(EXCERPTED TEXT begins)

Sleeping cat with plant, fighting grind culture.

Information is delivered to us at warp speed with access to television, radio, and the internet (and more specifically, social media). We are inundated with messages. Oftentimes they’re personalized by something that a friend or family shared. Other times we manage them for work, school, or just keeping up with news. Many entrepreneurs already wear many hats and burn the midnight oil.

During this global pandemic, COVID-19, we have also seen a rise in awareness and attention to social injustice and systemic racism. This is not a new concept, as we all know. But it did feel like the attention was advanced exponentially by the murder of George Floyd on Memorial Day 2020. Many people and entrepreneurs felt called to action (or at least experienced self-reflection). And yet they were working at all hours to evolve their businesses to survive. All of this happening simultaneously may have felt like a struggle while they tried to figure out exactly they can do.

There are some incredible thought leaders – and with limited time, it can be as simple as checking them out on Instagram. These public figures give ideas around what to be aware of and how to make sure you are leveling up your awareness.

(EXCERPTED TEXT ends)
(SUPPLIED MATERIAL begins)

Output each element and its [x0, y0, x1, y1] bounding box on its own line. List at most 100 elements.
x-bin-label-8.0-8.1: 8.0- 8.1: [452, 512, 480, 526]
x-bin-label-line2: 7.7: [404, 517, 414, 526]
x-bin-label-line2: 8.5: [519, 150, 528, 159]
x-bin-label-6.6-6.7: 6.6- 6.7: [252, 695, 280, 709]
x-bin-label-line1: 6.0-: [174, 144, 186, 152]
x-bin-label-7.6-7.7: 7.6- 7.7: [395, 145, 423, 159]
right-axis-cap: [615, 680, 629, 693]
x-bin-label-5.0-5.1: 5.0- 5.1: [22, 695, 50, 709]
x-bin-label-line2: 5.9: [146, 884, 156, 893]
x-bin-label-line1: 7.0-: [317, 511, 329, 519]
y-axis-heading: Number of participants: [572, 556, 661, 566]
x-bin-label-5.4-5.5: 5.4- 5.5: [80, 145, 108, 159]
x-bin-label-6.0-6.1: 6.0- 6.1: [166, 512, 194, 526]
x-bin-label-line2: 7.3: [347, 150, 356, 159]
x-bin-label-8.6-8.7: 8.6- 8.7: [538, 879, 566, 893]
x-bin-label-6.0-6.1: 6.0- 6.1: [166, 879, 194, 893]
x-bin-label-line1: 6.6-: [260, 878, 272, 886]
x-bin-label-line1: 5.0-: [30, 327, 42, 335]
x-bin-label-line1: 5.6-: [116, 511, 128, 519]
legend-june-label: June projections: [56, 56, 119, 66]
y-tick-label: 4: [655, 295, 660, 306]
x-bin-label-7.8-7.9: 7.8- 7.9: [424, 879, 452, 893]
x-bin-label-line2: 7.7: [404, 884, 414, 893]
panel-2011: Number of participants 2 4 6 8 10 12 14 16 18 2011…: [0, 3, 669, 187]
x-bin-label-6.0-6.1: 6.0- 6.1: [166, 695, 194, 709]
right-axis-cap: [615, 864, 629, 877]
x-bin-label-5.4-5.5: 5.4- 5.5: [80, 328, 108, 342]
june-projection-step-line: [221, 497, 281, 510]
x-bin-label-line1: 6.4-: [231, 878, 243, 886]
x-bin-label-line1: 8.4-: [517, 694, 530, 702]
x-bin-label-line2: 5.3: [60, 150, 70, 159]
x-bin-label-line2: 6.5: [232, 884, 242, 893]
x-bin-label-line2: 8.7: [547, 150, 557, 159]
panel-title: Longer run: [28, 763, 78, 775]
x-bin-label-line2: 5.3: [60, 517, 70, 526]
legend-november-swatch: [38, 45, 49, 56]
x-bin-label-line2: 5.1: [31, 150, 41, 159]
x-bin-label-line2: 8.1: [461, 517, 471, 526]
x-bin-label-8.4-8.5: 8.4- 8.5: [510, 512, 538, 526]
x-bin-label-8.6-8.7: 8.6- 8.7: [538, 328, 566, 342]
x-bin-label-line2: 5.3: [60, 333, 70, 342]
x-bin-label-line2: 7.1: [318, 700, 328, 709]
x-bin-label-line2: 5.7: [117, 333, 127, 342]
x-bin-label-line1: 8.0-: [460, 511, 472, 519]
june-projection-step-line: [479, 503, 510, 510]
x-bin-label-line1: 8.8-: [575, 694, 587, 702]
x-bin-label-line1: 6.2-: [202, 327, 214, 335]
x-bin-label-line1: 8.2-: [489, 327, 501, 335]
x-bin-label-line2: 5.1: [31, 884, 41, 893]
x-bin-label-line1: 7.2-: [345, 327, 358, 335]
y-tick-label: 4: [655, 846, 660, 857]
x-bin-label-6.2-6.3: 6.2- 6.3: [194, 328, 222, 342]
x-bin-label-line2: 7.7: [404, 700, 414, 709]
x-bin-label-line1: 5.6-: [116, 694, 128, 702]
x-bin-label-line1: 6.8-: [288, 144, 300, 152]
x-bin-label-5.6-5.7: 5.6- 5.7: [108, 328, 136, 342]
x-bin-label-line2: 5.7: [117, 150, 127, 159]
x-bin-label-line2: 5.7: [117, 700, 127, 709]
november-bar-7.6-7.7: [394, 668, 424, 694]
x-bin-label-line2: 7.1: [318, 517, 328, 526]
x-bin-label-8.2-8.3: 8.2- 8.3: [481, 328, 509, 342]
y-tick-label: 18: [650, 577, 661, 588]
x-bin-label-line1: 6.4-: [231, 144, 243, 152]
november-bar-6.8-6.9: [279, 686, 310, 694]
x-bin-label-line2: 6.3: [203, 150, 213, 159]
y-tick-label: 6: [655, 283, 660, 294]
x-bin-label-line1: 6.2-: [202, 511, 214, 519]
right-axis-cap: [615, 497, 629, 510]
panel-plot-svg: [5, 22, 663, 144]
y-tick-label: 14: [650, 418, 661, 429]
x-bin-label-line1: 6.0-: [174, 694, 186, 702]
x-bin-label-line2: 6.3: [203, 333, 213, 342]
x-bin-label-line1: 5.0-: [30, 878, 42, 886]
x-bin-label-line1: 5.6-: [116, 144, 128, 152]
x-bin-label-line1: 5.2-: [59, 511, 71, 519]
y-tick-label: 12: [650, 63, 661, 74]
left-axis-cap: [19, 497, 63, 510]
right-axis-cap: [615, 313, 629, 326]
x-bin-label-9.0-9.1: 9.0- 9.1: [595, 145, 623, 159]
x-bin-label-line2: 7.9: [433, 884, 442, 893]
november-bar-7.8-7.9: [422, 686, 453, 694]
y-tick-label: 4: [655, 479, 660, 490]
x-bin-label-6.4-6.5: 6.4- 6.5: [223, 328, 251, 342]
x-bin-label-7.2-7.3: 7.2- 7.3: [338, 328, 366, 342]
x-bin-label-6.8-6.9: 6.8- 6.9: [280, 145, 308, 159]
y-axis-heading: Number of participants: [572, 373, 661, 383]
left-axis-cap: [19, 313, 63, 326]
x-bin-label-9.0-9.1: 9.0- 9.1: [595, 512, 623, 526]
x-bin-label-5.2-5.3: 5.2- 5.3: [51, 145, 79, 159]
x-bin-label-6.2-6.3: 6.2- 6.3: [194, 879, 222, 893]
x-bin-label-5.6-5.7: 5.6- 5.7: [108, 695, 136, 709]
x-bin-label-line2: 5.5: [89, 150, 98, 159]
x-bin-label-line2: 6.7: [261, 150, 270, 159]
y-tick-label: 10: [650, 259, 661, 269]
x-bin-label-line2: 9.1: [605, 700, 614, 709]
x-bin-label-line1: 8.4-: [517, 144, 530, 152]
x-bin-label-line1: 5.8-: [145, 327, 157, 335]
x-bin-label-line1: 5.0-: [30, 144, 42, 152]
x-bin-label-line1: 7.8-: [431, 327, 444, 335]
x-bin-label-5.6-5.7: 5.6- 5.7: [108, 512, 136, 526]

(SUPPLIED MATERIAL ends)

→ **TRY IT**
In the excerpted text, list every means of delivering information named in the sentence that begins "Information is delivered to us at warp speed."

→ **RESPONSE BOX**
- Television
- Radio
- The internet
- Social media